Stored data entries:
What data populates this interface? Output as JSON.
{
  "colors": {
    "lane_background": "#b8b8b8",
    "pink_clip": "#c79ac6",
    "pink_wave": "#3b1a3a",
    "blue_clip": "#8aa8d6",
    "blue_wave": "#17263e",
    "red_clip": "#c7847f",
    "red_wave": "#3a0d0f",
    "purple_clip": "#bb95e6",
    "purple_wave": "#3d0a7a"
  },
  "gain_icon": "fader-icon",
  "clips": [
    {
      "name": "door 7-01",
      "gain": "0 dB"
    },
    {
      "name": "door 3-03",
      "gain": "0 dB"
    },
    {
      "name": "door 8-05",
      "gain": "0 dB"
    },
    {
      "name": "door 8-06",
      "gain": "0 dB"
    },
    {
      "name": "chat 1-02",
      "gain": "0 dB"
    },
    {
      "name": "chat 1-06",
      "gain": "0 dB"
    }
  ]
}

Work required: Output the entries verbatim.

Exercise output:
What data populates this interface? Output as JSON.
{
  "colors": {
    "lane_background": "#b8b8b8",
    "pink_clip": "#c79ac6",
    "pink_wave": "#3b1a3a",
    "blue_clip": "#8aa8d6",
    "blue_wave": "#17263e",
    "red_clip": "#c7847f",
    "red_wave": "#3a0d0f",
    "purple_clip": "#bb95e6",
    "purple_wave": "#3d0a7a"
  },
  "gain_icon": "fader-icon",
  "clips": [
    {
      "name": "door 7-01",
      "gain": "0 dB"
    },
    {
      "name": "door 3-03",
      "gain": "0 dB"
    },
    {
      "name": "door 8-05",
      "gain": "0 dB"
    },
    {
      "name": "door 8-06",
      "gain": "0 dB"
    },
    {
      "name": "chat 1-02",
      "gain": "0 dB"
    },
    {
      "name": "chat 1-06",
      "gain": "0 dB"
    }
  ]
}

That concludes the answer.